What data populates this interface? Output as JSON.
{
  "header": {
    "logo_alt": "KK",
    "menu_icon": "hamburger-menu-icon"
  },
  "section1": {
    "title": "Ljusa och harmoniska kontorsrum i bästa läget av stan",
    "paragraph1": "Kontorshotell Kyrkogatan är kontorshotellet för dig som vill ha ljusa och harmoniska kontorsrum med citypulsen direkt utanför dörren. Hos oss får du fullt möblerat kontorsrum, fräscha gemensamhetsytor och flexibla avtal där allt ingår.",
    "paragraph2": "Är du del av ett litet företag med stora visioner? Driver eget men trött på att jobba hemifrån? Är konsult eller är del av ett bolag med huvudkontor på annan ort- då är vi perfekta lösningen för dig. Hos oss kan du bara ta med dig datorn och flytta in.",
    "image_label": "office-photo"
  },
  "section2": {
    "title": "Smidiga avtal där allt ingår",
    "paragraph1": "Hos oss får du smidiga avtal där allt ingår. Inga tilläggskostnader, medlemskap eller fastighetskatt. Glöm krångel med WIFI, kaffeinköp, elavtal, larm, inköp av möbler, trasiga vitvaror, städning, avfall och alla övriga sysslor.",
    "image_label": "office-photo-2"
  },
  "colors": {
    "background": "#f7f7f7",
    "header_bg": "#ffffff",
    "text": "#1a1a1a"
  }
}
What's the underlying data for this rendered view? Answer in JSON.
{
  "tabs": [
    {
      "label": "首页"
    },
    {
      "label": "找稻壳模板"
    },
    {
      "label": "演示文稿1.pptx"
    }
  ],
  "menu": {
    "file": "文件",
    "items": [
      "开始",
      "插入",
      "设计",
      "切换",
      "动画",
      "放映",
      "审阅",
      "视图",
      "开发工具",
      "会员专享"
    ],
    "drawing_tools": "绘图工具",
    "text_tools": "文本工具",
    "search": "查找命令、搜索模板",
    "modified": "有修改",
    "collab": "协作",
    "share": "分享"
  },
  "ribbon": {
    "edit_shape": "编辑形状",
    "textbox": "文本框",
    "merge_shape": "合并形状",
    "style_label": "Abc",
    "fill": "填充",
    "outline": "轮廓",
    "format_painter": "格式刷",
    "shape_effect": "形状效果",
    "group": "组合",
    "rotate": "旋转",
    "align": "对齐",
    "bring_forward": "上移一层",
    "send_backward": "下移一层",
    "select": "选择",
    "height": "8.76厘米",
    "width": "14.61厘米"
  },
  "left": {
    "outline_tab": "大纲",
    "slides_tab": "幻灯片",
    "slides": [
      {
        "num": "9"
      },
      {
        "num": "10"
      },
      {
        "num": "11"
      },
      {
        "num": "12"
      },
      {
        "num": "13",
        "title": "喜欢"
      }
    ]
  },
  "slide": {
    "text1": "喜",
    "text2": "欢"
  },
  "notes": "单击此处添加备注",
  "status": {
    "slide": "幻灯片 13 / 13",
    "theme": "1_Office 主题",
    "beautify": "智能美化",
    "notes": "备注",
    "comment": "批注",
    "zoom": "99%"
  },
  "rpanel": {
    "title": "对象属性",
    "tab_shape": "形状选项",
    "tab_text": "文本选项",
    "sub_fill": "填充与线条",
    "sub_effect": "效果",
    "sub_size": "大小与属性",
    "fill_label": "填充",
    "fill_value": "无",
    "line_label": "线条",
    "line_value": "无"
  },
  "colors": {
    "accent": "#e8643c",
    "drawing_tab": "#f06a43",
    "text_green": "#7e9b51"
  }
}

__________________________________________________

STATED EXERCISE: Gather each line of the listing containing the word "title" and show it.

RESPONSE:
    "title": "Ljusa och harmoniska kontorsrum i bästa läget av stan",
    "title": "Smidiga avtal där allt ingår",
        "title": "喜欢"
    "title": "对象属性",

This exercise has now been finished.